# START OF LISTED RECORDS
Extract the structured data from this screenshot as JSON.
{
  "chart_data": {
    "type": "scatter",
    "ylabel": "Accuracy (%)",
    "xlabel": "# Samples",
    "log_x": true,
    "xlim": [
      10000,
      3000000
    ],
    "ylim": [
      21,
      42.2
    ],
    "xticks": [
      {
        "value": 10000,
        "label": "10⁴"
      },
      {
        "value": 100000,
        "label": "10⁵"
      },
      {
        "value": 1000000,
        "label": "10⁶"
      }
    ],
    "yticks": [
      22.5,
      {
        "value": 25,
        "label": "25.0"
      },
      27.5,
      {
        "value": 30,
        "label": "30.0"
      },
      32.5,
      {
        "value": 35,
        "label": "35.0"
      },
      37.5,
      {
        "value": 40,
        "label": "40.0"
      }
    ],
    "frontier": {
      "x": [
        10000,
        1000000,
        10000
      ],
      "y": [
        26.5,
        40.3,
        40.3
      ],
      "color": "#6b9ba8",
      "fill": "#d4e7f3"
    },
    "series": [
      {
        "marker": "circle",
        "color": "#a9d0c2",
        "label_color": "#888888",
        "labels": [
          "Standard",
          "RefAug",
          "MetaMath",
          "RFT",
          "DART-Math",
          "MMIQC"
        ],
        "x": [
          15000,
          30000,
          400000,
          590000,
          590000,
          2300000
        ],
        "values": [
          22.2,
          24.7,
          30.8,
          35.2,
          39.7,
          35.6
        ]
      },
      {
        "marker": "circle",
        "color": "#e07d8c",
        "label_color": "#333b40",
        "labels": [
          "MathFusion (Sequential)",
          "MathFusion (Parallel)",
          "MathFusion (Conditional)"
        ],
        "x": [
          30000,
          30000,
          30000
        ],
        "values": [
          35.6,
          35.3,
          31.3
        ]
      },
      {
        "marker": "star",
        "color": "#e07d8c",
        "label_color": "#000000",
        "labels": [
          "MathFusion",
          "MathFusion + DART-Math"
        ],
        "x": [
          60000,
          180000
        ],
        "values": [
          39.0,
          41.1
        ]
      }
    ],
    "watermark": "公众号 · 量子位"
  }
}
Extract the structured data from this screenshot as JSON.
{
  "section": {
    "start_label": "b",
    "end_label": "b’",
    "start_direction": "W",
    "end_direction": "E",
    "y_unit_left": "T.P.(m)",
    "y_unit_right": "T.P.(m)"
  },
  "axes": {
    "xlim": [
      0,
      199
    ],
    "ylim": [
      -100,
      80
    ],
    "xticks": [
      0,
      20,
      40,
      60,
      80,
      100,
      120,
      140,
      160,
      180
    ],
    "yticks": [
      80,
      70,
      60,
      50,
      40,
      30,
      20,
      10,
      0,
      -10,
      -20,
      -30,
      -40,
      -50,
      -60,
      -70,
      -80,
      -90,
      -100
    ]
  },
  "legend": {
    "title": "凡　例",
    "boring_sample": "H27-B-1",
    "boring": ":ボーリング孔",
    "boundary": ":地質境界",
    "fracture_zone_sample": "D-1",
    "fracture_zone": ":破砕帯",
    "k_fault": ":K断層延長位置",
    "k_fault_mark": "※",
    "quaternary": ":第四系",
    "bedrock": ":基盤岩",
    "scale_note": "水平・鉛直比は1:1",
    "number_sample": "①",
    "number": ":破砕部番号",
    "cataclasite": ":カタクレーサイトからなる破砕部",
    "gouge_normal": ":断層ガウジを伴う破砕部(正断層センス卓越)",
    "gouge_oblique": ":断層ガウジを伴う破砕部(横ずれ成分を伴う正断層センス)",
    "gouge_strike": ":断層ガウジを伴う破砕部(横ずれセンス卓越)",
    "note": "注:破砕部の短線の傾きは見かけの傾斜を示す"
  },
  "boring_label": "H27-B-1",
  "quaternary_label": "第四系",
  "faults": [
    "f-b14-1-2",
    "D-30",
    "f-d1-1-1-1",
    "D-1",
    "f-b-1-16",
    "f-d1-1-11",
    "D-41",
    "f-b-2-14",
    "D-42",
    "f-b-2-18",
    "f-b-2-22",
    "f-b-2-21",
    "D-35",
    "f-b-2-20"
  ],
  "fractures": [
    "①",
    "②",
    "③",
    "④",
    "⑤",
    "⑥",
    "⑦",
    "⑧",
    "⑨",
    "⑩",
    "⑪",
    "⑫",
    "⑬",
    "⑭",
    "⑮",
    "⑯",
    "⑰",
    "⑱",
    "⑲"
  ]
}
# END OF LISTED RECORDS
§ TASK DIRECTIONS
Copy every line from the entries that contains the word "MathFusion".

§ WRITTEN ANSWER
          "MathFusion (Sequential)",
          "MathFusion (Parallel)",
          "MathFusion (Conditional)"
          "MathFusion",
          "MathFusion + DART-Math"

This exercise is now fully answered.